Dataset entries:

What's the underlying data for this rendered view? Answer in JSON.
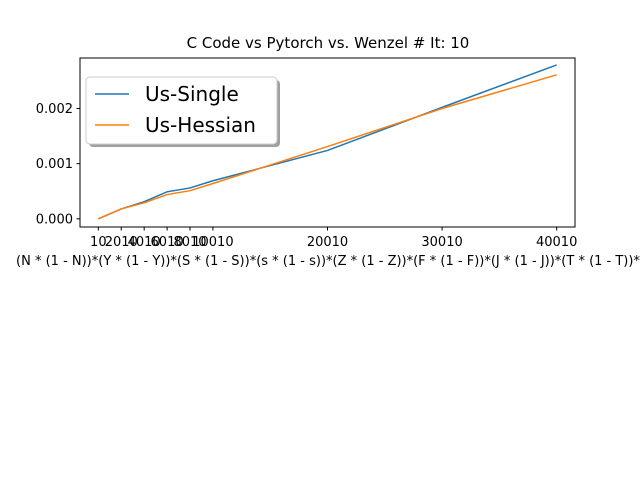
{
  "chart_data": {
    "type": "line",
    "title": "C Code vs Pytorch vs. Wenzel # It: 10",
    "xlabel": "(N * (1 - N))*(Y * (1 - Y))*(S * (1 - S))*(s * (1 - s))*(Z * (1 - Z))*(F * (1 - F))*(J * (1 - J))*(T * (1 - T))*",
    "ylabel": "",
    "x": [
      10,
      2010,
      4010,
      6010,
      8010,
      10010,
      20010,
      30010,
      40010
    ],
    "x_tick_labels": [
      "10",
      "2010",
      "4010",
      "6010",
      "8010",
      "10010",
      "20010",
      "30010",
      "40010"
    ],
    "y_ticks": [
      0.0,
      0.001,
      0.002
    ],
    "y_tick_labels": [
      "0.000",
      "0.001",
      "0.002"
    ],
    "xlim": [
      -1590,
      41610
    ],
    "ylim": [
      -0.000148,
      0.002915
    ],
    "grid": false,
    "legend_position": "top-left",
    "series": [
      {
        "name": "Us-Single",
        "color": "#1f77b4",
        "values": [
          0.0,
          0.00018,
          0.00031,
          0.00049,
          0.00056,
          0.00069,
          0.00124,
          0.00202,
          0.00279
        ]
      },
      {
        "name": "Us-Hessian",
        "color": "#ff7f0e",
        "values": [
          0.0,
          0.00018,
          0.00029,
          0.00044,
          0.00051,
          0.00064,
          0.00131,
          0.002,
          0.00261
        ]
      }
    ]
  }
}
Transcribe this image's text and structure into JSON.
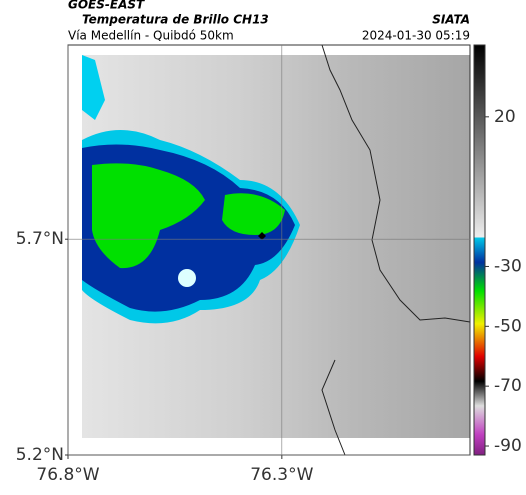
{
  "header": {
    "title": "GOES-EAST",
    "subtitle": "Temperatura de Brillo CH13",
    "source": "SIATA",
    "region": "Vía Medellín - Quibdó 50km",
    "timestamp": "2024-01-30 05:19"
  },
  "map": {
    "xlim": [
      -76.8,
      -75.86
    ],
    "ylim": [
      5.2,
      6.15
    ],
    "xticks": [
      {
        "value": -76.8,
        "label": "76.8°W"
      },
      {
        "value": -76.3,
        "label": "76.3°W"
      }
    ],
    "yticks": [
      {
        "value": 5.7,
        "label": "5.7°N"
      },
      {
        "value": 5.2,
        "label": "5.2°N"
      }
    ],
    "grid": true
  },
  "colorbar": {
    "lim": [
      -93,
      44
    ],
    "ticks": [
      20,
      -30,
      -50,
      -70,
      -90
    ]
  }
}
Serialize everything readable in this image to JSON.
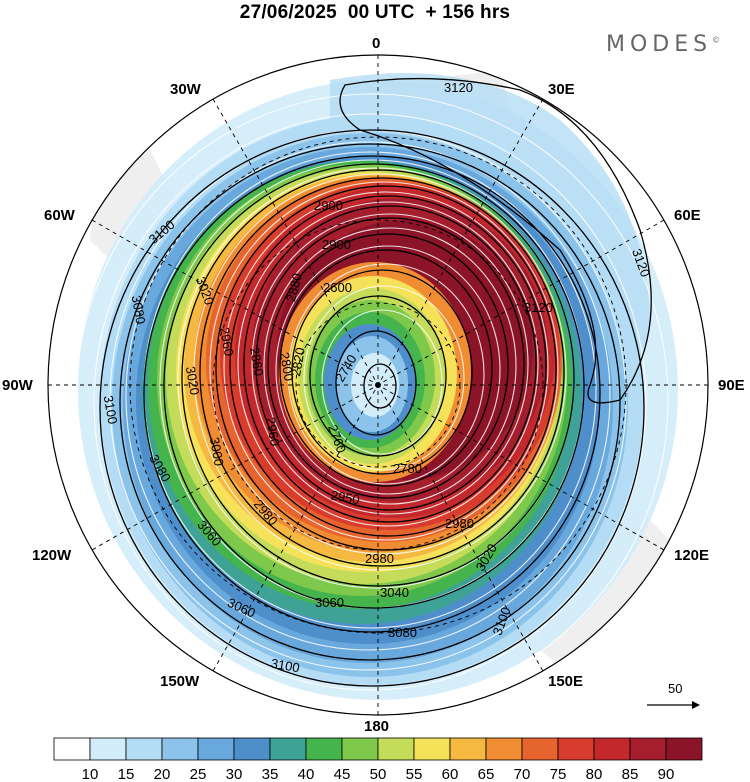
{
  "title": "27/06/2025  00 UTC  + 156 hrs",
  "brand": "MODES",
  "brand_mark": "©",
  "longitude_labels": {
    "n0": "0",
    "n30e": "30E",
    "n60e": "60E",
    "n90e": "90E",
    "n120e": "120E",
    "n150e": "150E",
    "n180": "180",
    "n150w": "150W",
    "n120w": "120W",
    "n90w": "90W",
    "n60w": "60W",
    "n30w": "30W"
  },
  "contour_labels": [
    "3120",
    "3120",
    "3120",
    "3100",
    "3100",
    "3100",
    "3100",
    "3080",
    "3080",
    "3080",
    "3060",
    "3060",
    "3060",
    "3040",
    "3020",
    "3020",
    "3020",
    "3000",
    "2980",
    "2980",
    "2980",
    "2960",
    "2960",
    "2950",
    "2900",
    "2900",
    "2880",
    "2860",
    "2820",
    "2800",
    "2780",
    "2760",
    "2740",
    "2600"
  ],
  "wind_reference": {
    "label": "50"
  },
  "colorbar": {
    "labels": [
      "10",
      "15",
      "20",
      "25",
      "30",
      "35",
      "40",
      "45",
      "50",
      "55",
      "60",
      "65",
      "70",
      "75",
      "80",
      "85",
      "90"
    ],
    "colors": [
      "#ffffff",
      "#d2ecfa",
      "#b4dcf4",
      "#8cc3ea",
      "#69a8dc",
      "#4e8fcb",
      "#3ea296",
      "#46b44c",
      "#7ec84c",
      "#c4dc5a",
      "#f5e15a",
      "#f5b941",
      "#f08c32",
      "#e6642d",
      "#d73c2d",
      "#c3282d",
      "#a51e2d",
      "#8c1428"
    ]
  }
}
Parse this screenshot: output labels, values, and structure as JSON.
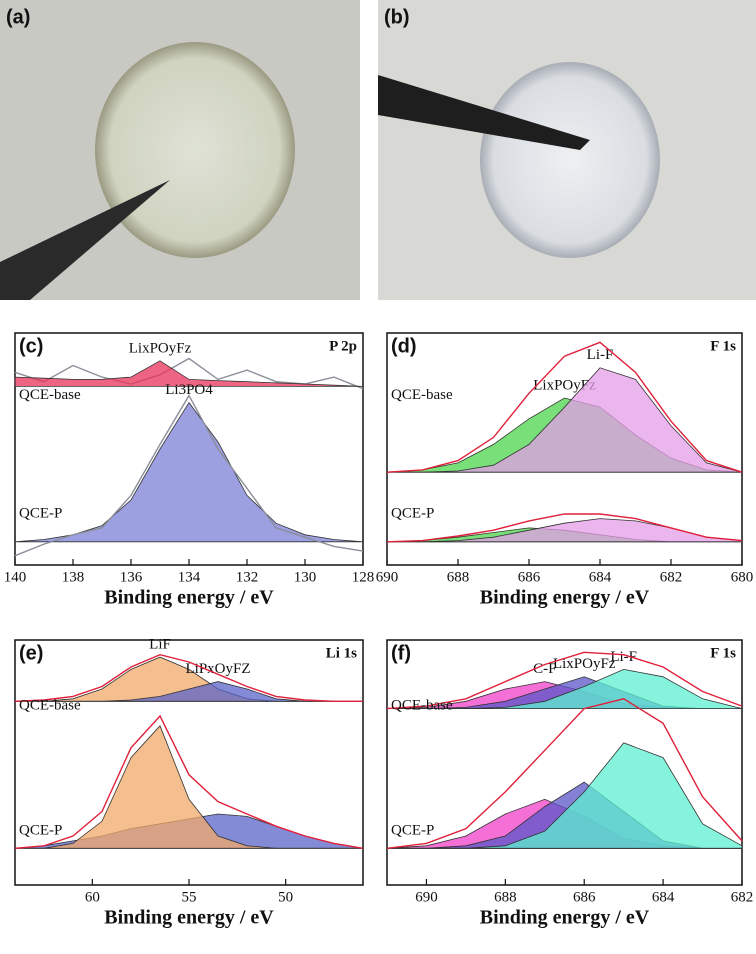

Task >>
Find each line holding "structure". Copy it out.

Exercise answer >>
Transcribe this image's text and structure into JSON.
Parse this screenshot: output labels, values, and structure as JSON.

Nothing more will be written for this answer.